======== DATASET RECORDS ========
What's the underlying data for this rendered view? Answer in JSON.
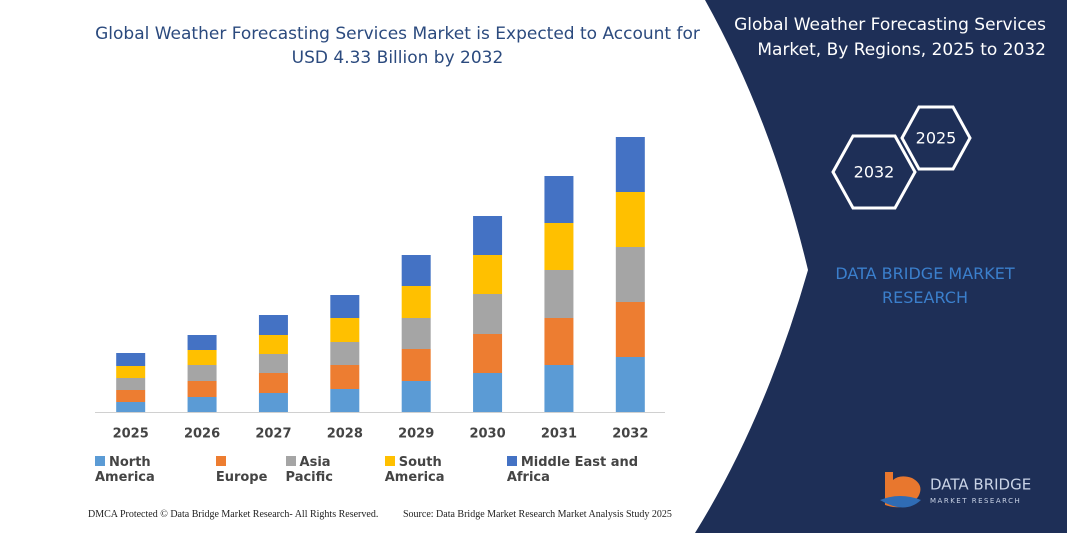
{
  "chart_data": {
    "type": "stacked-bar",
    "title": "Global Weather Forecasting Services Market is Expected to Account for USD 4.33 Billion by 2032",
    "categories": [
      "2025",
      "2026",
      "2027",
      "2028",
      "2029",
      "2030",
      "2031",
      "2032"
    ],
    "series": [
      {
        "name": "North America",
        "color": "#5b9bd5",
        "values": [
          10,
          15,
          19,
          23,
          31,
          39,
          47,
          55
        ]
      },
      {
        "name": "Europe",
        "color": "#ed7d31",
        "values": [
          12,
          16,
          20,
          24,
          32,
          39,
          47,
          55
        ]
      },
      {
        "name": "Asia Pacific",
        "color": "#a5a5a5",
        "values": [
          12,
          16,
          19,
          23,
          31,
          40,
          48,
          55
        ]
      },
      {
        "name": "South America",
        "color": "#ffc000",
        "values": [
          12,
          15,
          19,
          24,
          32,
          39,
          47,
          55
        ]
      },
      {
        "name": "Middle East and Africa",
        "color": "#4472c4",
        "values": [
          13,
          15,
          20,
          23,
          31,
          39,
          47,
          55
        ]
      }
    ],
    "ylim": [
      0,
      300
    ]
  },
  "panel": {
    "title": "Global Weather Forecasting Services Market, By Regions, 2025 to 2032",
    "hexagons": [
      "2032",
      "2025"
    ],
    "brand": "DATA BRIDGE MARKET RESEARCH"
  },
  "logo": {
    "name": "DATA BRIDGE",
    "tagline": "MARKET RESEARCH"
  },
  "footer": {
    "dmca": "DMCA Protected © Data Bridge Market Research-  All Rights Reserved.",
    "source": "Source: Data Bridge Market Research  Market Analysis Study 2025"
  }
}
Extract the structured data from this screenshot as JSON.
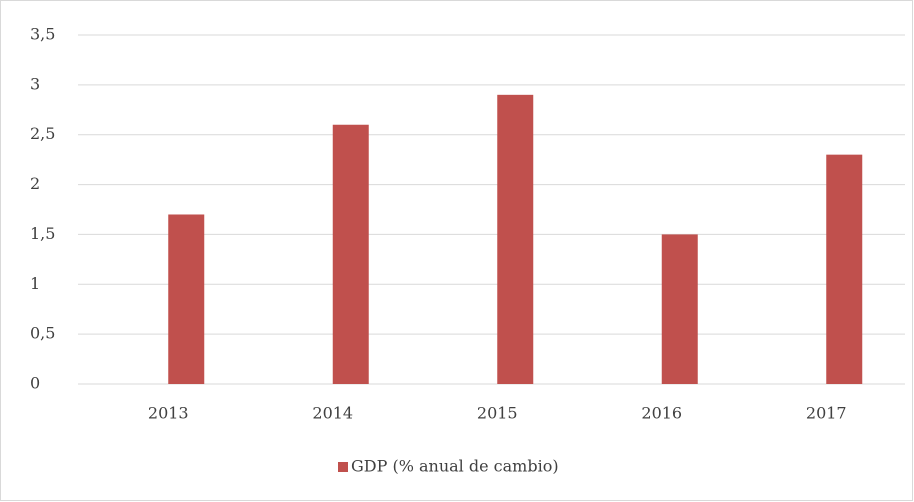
{
  "chart_data": {
    "type": "bar",
    "categories": [
      "2013",
      "2014",
      "2015",
      "2016",
      "2017"
    ],
    "series": [
      {
        "name": "GDP (% anual de cambio)",
        "color": "#c0504d",
        "values": [
          1.7,
          2.6,
          2.9,
          1.5,
          2.3
        ]
      }
    ],
    "ylim": [
      0,
      3.5
    ],
    "yticks": [
      0,
      {
        "value": 0.5,
        "label": "0,5"
      },
      1,
      {
        "value": 1.5,
        "label": "1,5"
      },
      2,
      {
        "value": 2.5,
        "label": "2,5"
      },
      3,
      {
        "value": 3.5,
        "label": "3,5"
      }
    ],
    "grid": true,
    "legend": "bottom"
  }
}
========
- _PROBLEM_: Show every line in the entries where the string "this" occurs.

- _RESPONSE TO THE TASK_:
What's the underlying data for this rendered view? Answer in JSON.
Extract the structured data from this screenshot as JSON.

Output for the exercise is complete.